Exercise directions:
Count the lines in the records below that contain the word "Intensity", and reply with only that number.
··· Dataset excerpts ···
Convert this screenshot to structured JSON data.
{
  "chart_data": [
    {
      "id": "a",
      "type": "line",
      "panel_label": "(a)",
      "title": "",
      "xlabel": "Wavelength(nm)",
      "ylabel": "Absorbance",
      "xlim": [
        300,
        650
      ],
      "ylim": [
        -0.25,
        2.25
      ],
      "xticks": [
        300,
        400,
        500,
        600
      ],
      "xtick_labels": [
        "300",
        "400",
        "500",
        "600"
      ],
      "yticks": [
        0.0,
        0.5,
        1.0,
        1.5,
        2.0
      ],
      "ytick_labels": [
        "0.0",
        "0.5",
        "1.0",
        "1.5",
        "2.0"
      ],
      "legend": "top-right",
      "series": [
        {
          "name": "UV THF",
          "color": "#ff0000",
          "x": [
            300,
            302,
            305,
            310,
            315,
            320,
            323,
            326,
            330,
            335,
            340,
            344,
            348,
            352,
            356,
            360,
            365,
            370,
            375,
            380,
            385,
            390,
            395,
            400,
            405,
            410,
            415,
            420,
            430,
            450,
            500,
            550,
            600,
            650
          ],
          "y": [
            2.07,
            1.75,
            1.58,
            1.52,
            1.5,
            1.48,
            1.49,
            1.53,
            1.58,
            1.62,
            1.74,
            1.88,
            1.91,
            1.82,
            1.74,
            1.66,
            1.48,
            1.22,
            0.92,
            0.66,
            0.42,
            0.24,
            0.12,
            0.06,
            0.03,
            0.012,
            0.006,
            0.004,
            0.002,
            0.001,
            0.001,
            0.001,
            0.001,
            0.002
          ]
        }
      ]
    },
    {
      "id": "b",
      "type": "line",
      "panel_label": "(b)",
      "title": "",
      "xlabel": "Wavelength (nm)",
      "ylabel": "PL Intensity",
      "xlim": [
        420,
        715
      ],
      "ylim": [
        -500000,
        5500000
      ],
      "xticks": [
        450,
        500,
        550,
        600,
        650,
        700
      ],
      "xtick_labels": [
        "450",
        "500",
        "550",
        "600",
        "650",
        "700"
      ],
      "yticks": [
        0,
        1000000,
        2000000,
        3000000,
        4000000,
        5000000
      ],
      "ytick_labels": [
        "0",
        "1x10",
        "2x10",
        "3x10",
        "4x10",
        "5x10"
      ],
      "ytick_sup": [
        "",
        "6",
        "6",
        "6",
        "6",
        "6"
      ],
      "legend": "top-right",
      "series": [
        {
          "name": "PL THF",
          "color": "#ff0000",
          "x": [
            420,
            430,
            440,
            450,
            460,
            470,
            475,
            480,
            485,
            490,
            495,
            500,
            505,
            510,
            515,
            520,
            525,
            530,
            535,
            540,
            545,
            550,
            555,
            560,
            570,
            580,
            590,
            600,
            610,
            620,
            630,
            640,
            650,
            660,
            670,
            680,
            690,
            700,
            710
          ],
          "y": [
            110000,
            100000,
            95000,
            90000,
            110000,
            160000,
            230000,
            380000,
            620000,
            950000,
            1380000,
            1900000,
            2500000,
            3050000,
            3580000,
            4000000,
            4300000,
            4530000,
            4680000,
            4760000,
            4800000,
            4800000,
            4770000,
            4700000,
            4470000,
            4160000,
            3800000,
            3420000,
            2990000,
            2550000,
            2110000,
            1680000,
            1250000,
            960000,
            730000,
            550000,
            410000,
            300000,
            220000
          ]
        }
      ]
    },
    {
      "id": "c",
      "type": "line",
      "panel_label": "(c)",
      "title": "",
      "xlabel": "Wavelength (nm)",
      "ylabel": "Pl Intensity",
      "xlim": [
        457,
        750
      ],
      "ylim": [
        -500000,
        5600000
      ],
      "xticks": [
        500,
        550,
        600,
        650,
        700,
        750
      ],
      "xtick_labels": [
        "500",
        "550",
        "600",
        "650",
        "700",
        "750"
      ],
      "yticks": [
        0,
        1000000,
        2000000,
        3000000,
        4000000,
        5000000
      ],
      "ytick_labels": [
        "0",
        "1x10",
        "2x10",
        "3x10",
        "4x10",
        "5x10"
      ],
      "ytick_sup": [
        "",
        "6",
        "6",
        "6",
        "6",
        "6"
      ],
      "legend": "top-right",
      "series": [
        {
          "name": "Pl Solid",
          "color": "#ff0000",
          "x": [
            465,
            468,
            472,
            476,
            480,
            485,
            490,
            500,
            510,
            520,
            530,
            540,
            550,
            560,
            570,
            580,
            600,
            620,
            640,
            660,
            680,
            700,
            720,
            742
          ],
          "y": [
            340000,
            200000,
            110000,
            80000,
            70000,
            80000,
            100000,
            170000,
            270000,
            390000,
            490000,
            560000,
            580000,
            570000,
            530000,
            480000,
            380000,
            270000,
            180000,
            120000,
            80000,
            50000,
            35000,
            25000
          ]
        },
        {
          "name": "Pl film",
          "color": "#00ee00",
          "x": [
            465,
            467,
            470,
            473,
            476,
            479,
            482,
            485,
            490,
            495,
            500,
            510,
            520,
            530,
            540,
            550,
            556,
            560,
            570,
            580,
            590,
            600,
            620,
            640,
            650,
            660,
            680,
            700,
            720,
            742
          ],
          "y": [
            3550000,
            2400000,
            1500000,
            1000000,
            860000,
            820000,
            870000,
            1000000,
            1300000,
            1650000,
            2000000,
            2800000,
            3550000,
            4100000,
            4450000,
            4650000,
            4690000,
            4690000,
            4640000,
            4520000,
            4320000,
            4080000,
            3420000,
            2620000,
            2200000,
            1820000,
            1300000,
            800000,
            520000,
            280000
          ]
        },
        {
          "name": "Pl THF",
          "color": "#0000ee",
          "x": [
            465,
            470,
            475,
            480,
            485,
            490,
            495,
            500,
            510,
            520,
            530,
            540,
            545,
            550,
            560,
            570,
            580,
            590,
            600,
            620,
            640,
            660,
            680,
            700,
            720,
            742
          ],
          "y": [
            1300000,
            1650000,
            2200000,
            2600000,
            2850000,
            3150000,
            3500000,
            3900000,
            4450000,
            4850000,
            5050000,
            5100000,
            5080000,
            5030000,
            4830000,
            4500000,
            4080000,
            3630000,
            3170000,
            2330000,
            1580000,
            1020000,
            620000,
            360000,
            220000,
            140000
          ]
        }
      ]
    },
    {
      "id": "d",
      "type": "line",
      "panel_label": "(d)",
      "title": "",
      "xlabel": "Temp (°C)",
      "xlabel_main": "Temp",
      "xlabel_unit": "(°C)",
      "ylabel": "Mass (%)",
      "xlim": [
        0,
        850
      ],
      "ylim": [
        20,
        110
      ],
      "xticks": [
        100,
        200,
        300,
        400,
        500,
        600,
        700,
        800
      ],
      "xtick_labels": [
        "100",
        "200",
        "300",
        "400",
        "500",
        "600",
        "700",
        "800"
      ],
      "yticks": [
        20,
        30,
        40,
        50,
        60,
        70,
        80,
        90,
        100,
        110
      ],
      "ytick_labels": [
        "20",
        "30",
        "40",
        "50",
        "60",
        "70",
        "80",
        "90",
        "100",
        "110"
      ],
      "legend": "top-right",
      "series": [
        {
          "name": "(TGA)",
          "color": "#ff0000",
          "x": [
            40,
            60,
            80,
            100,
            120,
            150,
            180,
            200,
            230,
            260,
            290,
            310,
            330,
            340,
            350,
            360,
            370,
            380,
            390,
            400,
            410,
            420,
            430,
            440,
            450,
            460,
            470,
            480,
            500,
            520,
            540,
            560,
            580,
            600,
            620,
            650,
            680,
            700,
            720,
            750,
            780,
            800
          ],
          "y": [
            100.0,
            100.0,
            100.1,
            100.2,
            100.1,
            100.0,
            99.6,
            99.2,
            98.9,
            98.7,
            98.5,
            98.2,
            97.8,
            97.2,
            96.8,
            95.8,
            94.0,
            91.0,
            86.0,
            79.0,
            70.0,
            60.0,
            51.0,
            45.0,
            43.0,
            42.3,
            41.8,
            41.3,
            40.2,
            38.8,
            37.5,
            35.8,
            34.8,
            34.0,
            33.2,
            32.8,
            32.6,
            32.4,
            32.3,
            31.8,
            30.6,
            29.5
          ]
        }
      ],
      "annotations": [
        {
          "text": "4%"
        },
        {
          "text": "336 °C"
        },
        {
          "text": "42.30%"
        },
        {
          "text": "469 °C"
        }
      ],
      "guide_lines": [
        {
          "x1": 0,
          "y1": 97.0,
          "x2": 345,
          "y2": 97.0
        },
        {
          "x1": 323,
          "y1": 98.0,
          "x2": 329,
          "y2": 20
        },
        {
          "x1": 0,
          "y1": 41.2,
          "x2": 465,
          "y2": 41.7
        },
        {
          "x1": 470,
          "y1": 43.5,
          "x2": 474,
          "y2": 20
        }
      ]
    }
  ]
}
···
Answer in full:
2